> **Source extract**
*** Begin section ***
The Highest State and Local Income Taxes on Million Dollar Earners

If you thought the partisan hackery over raising taxes on the wealthy was limited to Washington, think again.  National feuds have a way of trickling down to the state and local government (SLG) level, and tax policy is no exception.  In California voters passed proposition 30 – a tax hike measure which adds three new upper income brackets; but in New Hampshire, a constitutional amendment that, “explicitly forbids the Legislature from imposing any new income tax on personal income,” was also approved.

In 2012, SLGs across the country had historically high and low income tax rates on million dollar earners.  Forbes.com asked Wolter Kluwer’s CCH division to calculate taxes for married couple with a $1,000,000 salary and $110,000 of itemized deductions in the largest city in each state.   We reproduced  and analyzed their data in the charts and tables below.  Here are the top 10 steepest bills:

  1. New York (New York City)
*** End section ***
> **Dataset excerpts**
*** Begin section ***
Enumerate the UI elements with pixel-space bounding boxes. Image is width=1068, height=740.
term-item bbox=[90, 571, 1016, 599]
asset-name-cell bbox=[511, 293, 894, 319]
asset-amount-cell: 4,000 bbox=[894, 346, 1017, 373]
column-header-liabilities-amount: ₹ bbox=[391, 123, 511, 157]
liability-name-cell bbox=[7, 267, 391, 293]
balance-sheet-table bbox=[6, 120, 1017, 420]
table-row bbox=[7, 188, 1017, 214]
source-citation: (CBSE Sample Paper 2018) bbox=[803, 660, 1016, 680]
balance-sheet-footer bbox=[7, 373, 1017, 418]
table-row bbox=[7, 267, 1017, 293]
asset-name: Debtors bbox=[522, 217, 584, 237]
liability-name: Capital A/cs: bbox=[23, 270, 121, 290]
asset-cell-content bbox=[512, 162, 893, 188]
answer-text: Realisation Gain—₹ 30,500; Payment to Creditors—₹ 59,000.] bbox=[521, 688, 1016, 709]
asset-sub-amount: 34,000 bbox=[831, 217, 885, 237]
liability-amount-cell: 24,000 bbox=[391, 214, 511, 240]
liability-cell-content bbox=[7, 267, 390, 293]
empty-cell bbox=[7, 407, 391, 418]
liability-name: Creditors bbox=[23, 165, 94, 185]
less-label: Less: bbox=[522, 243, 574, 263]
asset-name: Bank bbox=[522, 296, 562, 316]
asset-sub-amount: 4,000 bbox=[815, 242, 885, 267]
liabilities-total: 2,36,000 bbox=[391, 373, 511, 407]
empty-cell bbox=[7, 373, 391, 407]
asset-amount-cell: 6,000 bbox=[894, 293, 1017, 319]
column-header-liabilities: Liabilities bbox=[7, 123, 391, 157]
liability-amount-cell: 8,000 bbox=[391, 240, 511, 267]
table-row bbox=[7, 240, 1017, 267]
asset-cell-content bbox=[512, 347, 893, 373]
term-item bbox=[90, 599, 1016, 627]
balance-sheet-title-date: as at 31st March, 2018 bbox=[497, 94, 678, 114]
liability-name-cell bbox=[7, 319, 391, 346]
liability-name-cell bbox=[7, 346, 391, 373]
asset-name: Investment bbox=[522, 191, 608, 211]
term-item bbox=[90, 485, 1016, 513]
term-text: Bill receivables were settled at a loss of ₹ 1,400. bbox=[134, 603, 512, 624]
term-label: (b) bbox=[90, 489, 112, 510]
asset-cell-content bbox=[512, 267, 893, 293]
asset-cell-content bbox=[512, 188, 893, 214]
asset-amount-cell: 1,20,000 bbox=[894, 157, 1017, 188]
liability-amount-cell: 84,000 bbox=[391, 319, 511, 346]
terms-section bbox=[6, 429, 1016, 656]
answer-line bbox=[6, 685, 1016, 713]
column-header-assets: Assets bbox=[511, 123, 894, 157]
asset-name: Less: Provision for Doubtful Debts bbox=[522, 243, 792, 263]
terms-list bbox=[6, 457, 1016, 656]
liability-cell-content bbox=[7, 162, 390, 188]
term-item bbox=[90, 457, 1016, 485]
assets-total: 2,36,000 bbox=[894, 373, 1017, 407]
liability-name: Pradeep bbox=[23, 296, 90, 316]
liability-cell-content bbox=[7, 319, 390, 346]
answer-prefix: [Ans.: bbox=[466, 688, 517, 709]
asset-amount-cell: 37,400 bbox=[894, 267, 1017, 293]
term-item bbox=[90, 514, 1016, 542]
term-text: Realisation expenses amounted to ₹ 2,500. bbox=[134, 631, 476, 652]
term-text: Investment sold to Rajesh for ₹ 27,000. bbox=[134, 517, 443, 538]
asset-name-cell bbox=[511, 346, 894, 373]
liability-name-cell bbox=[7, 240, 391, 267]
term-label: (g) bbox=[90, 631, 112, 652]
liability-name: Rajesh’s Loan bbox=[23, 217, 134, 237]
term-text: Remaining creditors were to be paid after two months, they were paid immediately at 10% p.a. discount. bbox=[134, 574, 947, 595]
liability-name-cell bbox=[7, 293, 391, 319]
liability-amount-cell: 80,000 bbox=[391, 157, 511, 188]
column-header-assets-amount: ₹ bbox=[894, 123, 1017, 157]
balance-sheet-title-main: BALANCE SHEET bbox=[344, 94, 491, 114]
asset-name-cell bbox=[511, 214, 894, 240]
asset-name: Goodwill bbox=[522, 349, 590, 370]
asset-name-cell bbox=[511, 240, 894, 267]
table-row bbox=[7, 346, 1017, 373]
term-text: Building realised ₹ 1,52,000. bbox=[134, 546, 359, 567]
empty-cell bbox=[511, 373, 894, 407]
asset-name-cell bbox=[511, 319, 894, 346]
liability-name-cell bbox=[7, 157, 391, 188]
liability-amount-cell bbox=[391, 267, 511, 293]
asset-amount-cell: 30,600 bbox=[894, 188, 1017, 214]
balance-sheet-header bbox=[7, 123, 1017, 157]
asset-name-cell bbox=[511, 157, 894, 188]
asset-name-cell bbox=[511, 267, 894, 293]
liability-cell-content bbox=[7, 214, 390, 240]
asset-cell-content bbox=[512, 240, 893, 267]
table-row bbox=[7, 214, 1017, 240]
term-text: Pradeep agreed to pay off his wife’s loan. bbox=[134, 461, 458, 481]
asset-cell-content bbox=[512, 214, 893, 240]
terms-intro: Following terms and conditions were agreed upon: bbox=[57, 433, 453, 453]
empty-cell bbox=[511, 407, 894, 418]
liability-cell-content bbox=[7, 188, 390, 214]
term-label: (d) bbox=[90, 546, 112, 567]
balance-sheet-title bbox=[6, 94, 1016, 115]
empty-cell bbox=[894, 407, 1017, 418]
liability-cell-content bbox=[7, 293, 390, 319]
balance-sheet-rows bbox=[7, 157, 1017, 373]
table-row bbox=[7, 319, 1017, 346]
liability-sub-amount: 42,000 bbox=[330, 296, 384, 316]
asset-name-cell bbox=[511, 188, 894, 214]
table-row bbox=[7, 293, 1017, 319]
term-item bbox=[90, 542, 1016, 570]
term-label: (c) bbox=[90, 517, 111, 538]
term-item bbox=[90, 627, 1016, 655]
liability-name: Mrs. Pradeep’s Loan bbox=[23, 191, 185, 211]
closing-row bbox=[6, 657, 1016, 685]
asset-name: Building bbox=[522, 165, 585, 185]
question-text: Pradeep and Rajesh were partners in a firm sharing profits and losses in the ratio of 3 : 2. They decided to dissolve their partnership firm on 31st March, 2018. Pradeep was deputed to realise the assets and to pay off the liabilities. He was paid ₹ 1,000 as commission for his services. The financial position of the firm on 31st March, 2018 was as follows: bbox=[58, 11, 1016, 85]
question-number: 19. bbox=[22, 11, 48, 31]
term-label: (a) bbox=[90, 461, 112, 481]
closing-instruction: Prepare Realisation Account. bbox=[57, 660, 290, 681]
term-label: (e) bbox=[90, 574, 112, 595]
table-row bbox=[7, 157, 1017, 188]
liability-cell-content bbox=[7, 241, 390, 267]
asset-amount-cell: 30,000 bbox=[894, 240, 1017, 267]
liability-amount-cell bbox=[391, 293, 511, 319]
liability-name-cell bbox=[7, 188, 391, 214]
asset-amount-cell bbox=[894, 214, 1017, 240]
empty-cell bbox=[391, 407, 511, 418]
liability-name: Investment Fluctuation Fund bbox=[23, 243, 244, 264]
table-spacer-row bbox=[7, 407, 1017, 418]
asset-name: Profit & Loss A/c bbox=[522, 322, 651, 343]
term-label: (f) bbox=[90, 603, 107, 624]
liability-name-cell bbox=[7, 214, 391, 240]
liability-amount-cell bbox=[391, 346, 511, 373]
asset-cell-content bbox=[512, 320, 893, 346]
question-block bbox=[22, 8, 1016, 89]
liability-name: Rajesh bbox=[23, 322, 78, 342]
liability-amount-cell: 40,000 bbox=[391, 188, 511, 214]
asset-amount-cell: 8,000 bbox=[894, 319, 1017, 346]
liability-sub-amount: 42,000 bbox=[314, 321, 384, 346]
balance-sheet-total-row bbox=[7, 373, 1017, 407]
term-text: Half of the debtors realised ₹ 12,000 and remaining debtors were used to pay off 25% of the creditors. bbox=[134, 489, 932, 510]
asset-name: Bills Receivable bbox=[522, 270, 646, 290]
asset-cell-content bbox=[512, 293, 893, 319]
*** End section ***
> **Task instructions**
1. From the income tax text above, copy the passage between "The Highest State" and "was also approved.", inclusive, word for word.
2. Answer these questions using the income tax text above:
(a) How many new upper income brackets does California's proposition 30 add?
(b) Which organization did Forbes.com ask to calculate the taxes?
(c) What amount of itemized deductions was used for the married couple in the calculation?

> **Activity answers**
1.
The Highest State and Local Income Taxes on Million Dollar Earners

If you thought the partisan hackery over raising taxes on the wealthy was limited to Washington, think again.  National feuds have a way of trickling down to the state and local government (SLG) level, and tax policy is no exception.  In California voters passed proposition 30 – a tax hike measure which adds three new upper income brackets; but in New Hampshire, a constitutional amendment that, “explicitly forbids the Legislature from imposing any new income tax on personal income,” was also approved.

2.
(a) Three.
(b) Wolter Kluwer's CCH division.
(c) $110,000.